Stated exercise
Find the lines that hold "will". Report only how many there are.

Dataset rows
******

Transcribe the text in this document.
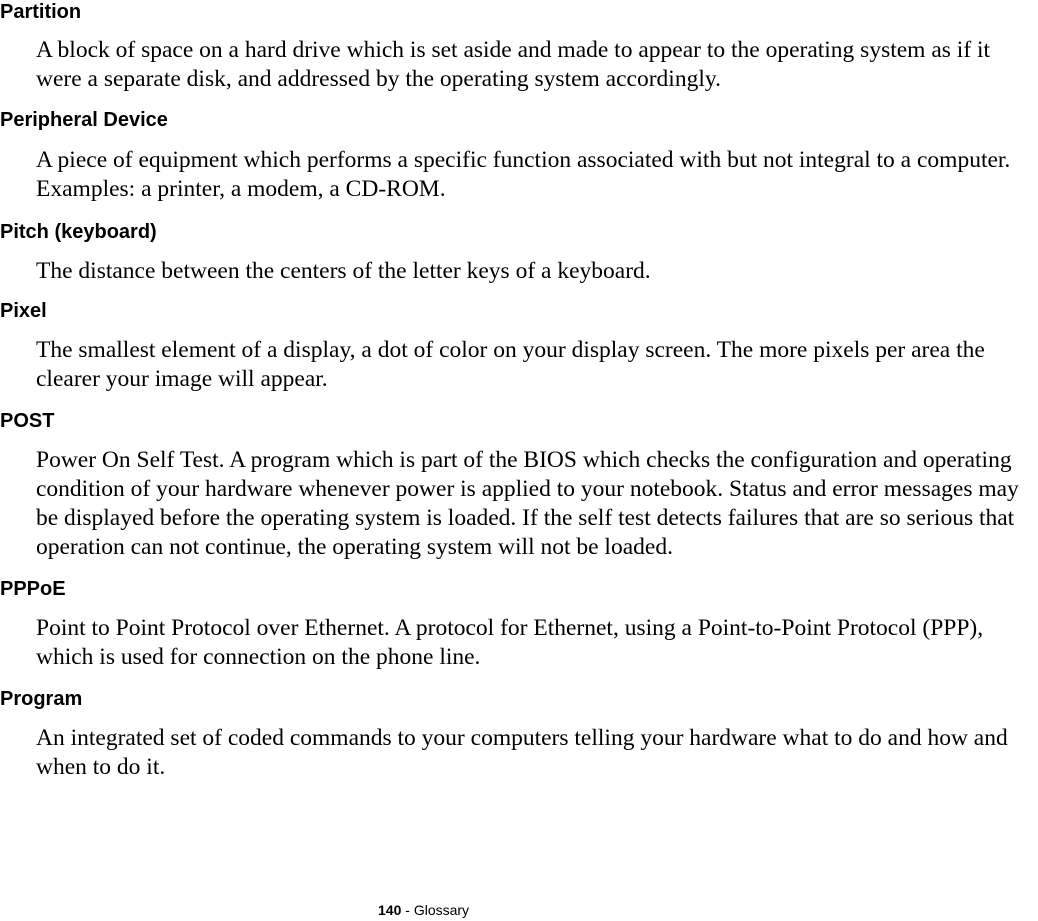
Partition

A block of space on a hard drive which is set aside and made to appear to the operating system as if it were a separate disk, and addressed by the operating system accordingly.

Peripheral Device

A piece of equipment which performs a specific function associated with but not integral to a computer. Examples: a printer, a modem, a CD-ROM.

Pitch (keyboard)

The distance between the centers of the letter keys of a keyboard.

Pixel

The smallest element of a display, a dot of color on your display screen. The more pixels per area the clearer your image will appear.

POST

Power On Self Test. A program which is part of the BIOS which checks the configuration and operating condition of your hardware whenever power is applied to your notebook. Status and error messages may be displayed before the operating system is loaded. If the self test detects failures that are so serious that operation can not continue, the operating system will not be loaded.

PPPoE

Point to Point Protocol over Ethernet. A protocol for Ethernet, using a Point-to-Point Protocol (PPP), which is used for connection on the phone line.

Program

An integrated set of coded commands to your computers telling your hardware what to do and how and when to do it.

140 - Glossary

******

Exercise result
2